**Collection entries**
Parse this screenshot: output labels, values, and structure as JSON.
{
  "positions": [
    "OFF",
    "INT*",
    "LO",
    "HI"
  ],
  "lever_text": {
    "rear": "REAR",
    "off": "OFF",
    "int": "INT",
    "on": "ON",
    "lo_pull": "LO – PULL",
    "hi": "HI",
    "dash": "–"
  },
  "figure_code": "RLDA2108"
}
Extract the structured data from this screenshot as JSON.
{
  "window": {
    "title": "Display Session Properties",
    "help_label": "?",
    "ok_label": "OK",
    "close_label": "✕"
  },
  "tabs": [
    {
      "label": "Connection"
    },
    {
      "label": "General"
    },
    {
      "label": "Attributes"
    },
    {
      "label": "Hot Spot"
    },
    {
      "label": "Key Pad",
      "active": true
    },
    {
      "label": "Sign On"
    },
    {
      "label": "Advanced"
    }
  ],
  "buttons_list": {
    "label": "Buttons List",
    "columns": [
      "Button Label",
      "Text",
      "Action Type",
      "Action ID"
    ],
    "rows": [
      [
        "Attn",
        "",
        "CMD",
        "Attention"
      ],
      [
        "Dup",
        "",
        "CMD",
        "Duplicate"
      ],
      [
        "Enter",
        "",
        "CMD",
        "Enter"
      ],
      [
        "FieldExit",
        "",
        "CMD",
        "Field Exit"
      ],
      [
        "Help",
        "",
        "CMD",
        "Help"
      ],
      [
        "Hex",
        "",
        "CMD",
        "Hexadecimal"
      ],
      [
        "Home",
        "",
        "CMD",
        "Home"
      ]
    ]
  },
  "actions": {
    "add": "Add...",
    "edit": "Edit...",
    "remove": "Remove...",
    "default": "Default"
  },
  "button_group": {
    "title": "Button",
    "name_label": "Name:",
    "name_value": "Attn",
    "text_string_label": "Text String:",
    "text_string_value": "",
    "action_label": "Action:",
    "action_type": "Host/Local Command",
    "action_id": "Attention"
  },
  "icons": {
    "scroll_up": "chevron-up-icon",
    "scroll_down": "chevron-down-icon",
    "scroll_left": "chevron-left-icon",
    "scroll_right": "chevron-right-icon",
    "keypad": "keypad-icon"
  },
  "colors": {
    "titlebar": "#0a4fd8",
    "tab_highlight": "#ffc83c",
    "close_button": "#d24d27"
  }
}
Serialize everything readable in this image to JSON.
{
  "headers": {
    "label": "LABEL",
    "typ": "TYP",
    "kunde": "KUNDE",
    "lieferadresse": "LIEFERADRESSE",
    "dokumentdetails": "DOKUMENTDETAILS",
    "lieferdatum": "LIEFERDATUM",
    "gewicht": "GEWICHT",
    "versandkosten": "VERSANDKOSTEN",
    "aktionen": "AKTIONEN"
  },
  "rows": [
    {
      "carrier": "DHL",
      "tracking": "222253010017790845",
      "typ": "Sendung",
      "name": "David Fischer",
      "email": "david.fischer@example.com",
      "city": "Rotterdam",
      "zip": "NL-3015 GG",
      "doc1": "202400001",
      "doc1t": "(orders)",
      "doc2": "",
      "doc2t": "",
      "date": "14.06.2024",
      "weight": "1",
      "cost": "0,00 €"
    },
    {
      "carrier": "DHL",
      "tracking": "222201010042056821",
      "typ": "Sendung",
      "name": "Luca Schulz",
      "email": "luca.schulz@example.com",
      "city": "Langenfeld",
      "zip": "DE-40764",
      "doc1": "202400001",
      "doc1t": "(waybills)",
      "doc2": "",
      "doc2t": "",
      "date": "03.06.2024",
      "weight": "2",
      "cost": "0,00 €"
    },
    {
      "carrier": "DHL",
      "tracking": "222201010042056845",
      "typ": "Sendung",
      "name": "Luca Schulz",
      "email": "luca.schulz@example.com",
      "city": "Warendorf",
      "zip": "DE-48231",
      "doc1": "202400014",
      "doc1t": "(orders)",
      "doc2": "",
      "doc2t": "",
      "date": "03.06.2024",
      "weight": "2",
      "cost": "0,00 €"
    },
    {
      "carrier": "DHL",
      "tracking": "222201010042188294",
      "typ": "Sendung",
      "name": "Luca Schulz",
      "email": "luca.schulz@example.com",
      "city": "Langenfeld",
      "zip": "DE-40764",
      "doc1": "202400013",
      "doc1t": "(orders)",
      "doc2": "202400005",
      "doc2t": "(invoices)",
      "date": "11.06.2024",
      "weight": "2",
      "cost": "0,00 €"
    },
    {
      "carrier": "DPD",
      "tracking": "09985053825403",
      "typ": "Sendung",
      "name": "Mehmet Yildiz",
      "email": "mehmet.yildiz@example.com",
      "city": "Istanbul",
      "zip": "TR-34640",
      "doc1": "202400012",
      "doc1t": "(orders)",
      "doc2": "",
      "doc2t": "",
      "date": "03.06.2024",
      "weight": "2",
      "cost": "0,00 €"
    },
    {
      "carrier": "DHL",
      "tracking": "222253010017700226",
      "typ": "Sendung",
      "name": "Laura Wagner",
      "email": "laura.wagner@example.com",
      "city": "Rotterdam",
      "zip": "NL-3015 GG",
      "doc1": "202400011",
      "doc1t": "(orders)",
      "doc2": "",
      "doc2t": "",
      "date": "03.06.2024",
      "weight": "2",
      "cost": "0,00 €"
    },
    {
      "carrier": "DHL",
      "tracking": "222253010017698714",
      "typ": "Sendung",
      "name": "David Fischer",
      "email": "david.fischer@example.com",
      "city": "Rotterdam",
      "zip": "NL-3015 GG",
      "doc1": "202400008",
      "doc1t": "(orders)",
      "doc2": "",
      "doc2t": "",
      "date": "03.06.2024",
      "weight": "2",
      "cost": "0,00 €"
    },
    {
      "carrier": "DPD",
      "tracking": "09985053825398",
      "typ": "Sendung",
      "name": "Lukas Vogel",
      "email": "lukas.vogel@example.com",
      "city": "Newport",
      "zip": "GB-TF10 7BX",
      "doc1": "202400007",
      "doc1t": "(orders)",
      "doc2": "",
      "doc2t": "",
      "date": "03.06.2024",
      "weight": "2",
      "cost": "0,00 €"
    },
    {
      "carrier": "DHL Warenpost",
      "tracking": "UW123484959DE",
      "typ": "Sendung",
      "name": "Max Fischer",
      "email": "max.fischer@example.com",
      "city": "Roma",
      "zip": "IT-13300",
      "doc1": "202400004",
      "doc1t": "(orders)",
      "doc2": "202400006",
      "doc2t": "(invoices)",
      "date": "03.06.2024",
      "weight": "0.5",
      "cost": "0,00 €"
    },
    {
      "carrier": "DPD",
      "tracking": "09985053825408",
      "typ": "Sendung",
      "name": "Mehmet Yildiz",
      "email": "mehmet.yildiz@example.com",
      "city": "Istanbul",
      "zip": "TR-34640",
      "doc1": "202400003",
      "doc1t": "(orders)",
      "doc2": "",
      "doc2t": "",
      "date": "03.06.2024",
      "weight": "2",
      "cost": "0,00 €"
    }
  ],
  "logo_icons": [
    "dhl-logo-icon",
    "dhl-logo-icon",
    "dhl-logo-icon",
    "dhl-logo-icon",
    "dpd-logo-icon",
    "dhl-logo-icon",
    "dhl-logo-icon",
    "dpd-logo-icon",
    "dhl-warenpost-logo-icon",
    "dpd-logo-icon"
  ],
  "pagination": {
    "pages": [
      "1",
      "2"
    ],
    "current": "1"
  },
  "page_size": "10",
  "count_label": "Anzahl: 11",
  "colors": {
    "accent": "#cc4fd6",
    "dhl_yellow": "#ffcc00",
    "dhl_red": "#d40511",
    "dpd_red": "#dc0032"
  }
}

**Task**
What do the records say? Quote them all exactly.

**Task output**
Parse this screenshot: output labels, values, and structure as JSON.
{
  "positions": [
    "OFF",
    "INT*",
    "LO",
    "HI"
  ],
  "lever_text": {
    "rear": "REAR",
    "off": "OFF",
    "int": "INT",
    "on": "ON",
    "lo_pull": "LO – PULL",
    "hi": "HI",
    "dash": "–"
  },
  "figure_code": "RLDA2108"
}
Extract the structured data from this screenshot as JSON.
{
  "window": {
    "title": "Display Session Properties",
    "help_label": "?",
    "ok_label": "OK",
    "close_label": "✕"
  },
  "tabs": [
    {
      "label": "Connection"
    },
    {
      "label": "General"
    },
    {
      "label": "Attributes"
    },
    {
      "label": "Hot Spot"
    },
    {
      "label": "Key Pad",
      "active": true
    },
    {
      "label": "Sign On"
    },
    {
      "label": "Advanced"
    }
  ],
  "buttons_list": {
    "label": "Buttons List",
    "columns": [
      "Button Label",
      "Text",
      "Action Type",
      "Action ID"
    ],
    "rows": [
      [
        "Attn",
        "",
        "CMD",
        "Attention"
      ],
      [
        "Dup",
        "",
        "CMD",
        "Duplicate"
      ],
      [
        "Enter",
        "",
        "CMD",
        "Enter"
      ],
      [
        "FieldExit",
        "",
        "CMD",
        "Field Exit"
      ],
      [
        "Help",
        "",
        "CMD",
        "Help"
      ],
      [
        "Hex",
        "",
        "CMD",
        "Hexadecimal"
      ],
      [
        "Home",
        "",
        "CMD",
        "Home"
      ]
    ]
  },
  "actions": {
    "add": "Add...",
    "edit": "Edit...",
    "remove": "Remove...",
    "default": "Default"
  },
  "button_group": {
    "title": "Button",
    "name_label": "Name:",
    "name_value": "Attn",
    "text_string_label": "Text String:",
    "text_string_value": "",
    "action_label": "Action:",
    "action_type": "Host/Local Command",
    "action_id": "Attention"
  },
  "icons": {
    "scroll_up": "chevron-up-icon",
    "scroll_down": "chevron-down-icon",
    "scroll_left": "chevron-left-icon",
    "scroll_right": "chevron-right-icon",
    "keypad": "keypad-icon"
  },
  "colors": {
    "titlebar": "#0a4fd8",
    "tab_highlight": "#ffc83c",
    "close_button": "#d24d27"
  }
}
Serialize everything readable in this image to JSON.
{
  "headers": {
    "label": "LABEL",
    "typ": "TYP",
    "kunde": "KUNDE",
    "lieferadresse": "LIEFERADRESSE",
    "dokumentdetails": "DOKUMENTDETAILS",
    "lieferdatum": "LIEFERDATUM",
    "gewicht": "GEWICHT",
    "versandkosten": "VERSANDKOSTEN",
    "aktionen": "AKTIONEN"
  },
  "rows": [
    {
      "carrier": "DHL",
      "tracking": "222253010017790845",
      "typ": "Sendung",
      "name": "David Fischer",
      "email": "david.fischer@example.com",
      "city": "Rotterdam",
      "zip": "NL-3015 GG",
      "doc1": "202400001",
      "doc1t": "(orders)",
      "doc2": "",
      "doc2t": "",
      "date": "14.06.2024",
      "weight": "1",
      "cost": "0,00 €"
    },
    {
      "carrier": "DHL",
      "tracking": "222201010042056821",
      "typ": "Sendung",
      "name": "Luca Schulz",
      "email": "luca.schulz@example.com",
      "city": "Langenfeld",
      "zip": "DE-40764",
      "doc1": "202400001",
      "doc1t": "(waybills)",
      "doc2": "",
      "doc2t": "",
      "date": "03.06.2024",
      "weight": "2",
      "cost": "0,00 €"
    },
    {
      "carrier": "DHL",
      "tracking": "222201010042056845",
      "typ": "Sendung",
      "name": "Luca Schulz",
      "email": "luca.schulz@example.com",
      "city": "Warendorf",
      "zip": "DE-48231",
      "doc1": "202400014",
      "doc1t": "(orders)",
      "doc2": "",
      "doc2t": "",
      "date": "03.06.2024",
      "weight": "2",
      "cost": "0,00 €"
    },
    {
      "carrier": "DHL",
      "tracking": "222201010042188294",
      "typ": "Sendung",
      "name": "Luca Schulz",
      "email": "luca.schulz@example.com",
      "city": "Langenfeld",
      "zip": "DE-40764",
      "doc1": "202400013",
      "doc1t": "(orders)",
      "doc2": "202400005",
      "doc2t": "(invoices)",
      "date": "11.06.2024",
      "weight": "2",
      "cost": "0,00 €"
    },
    {
      "carrier": "DPD",
      "tracking": "09985053825403",
      "typ": "Sendung",
      "name": "Mehmet Yildiz",
      "email": "mehmet.yildiz@example.com",
      "city": "Istanbul",
      "zip": "TR-34640",
      "doc1": "202400012",
      "doc1t": "(orders)",
      "doc2": "",
      "doc2t": "",
      "date": "03.06.2024",
      "weight": "2",
      "cost": "0,00 €"
    },
    {
      "carrier": "DHL",
      "tracking": "222253010017700226",
      "typ": "Sendung",
      "name": "Laura Wagner",
      "email": "laura.wagner@example.com",
      "city": "Rotterdam",
      "zip": "NL-3015 GG",
      "doc1": "202400011",
      "doc1t": "(orders)",
      "doc2": "",
      "doc2t": "",
      "date": "03.06.2024",
      "weight": "2",
      "cost": "0,00 €"
    },
    {
      "carrier": "DHL",
      "tracking": "222253010017698714",
      "typ": "Sendung",
      "name": "David Fischer",
      "email": "david.fischer@example.com",
      "city": "Rotterdam",
      "zip": "NL-3015 GG",
      "doc1": "202400008",
      "doc1t": "(orders)",
      "doc2": "",
      "doc2t": "",
      "date": "03.06.2024",
      "weight": "2",
      "cost": "0,00 €"
    },
    {
      "carrier": "DPD",
      "tracking": "09985053825398",
      "typ": "Sendung",
      "name": "Lukas Vogel",
      "email": "lukas.vogel@example.com",
      "city": "Newport",
      "zip": "GB-TF10 7BX",
      "doc1": "202400007",
      "doc1t": "(orders)",
      "doc2": "",
      "doc2t": "",
      "date": "03.06.2024",
      "weight": "2",
      "cost": "0,00 €"
    },
    {
      "carrier": "DHL Warenpost",
      "tracking": "UW123484959DE",
      "typ": "Sendung",
      "name": "Max Fischer",
      "email": "max.fischer@example.com",
      "city": "Roma",
      "zip": "IT-13300",
      "doc1": "202400004",
      "doc1t": "(orders)",
      "doc2": "202400006",
      "doc2t": "(invoices)",
      "date": "03.06.2024",
      "weight": "0.5",
      "cost": "0,00 €"
    },
    {
      "carrier": "DPD",
      "tracking": "09985053825408",
      "typ": "Sendung",
      "name": "Mehmet Yildiz",
      "email": "mehmet.yildiz@example.com",
      "city": "Istanbul",
      "zip": "TR-34640",
      "doc1": "202400003",
      "doc1t": "(orders)",
      "doc2": "",
      "doc2t": "",
      "date": "03.06.2024",
      "weight": "2",
      "cost": "0,00 €"
    }
  ],
  "logo_icons": [
    "dhl-logo-icon",
    "dhl-logo-icon",
    "dhl-logo-icon",
    "dhl-logo-icon",
    "dpd-logo-icon",
    "dhl-logo-icon",
    "dhl-logo-icon",
    "dpd-logo-icon",
    "dhl-warenpost-logo-icon",
    "dpd-logo-icon"
  ],
  "pagination": {
    "pages": [
      "1",
      "2"
    ],
    "current": "1"
  },
  "page_size": "10",
  "count_label": "Anzahl: 11",
  "colors": {
    "accent": "#cc4fd6",
    "dhl_yellow": "#ffcc00",
    "dhl_red": "#d40511",
    "dpd_red": "#dc0032"
  }
}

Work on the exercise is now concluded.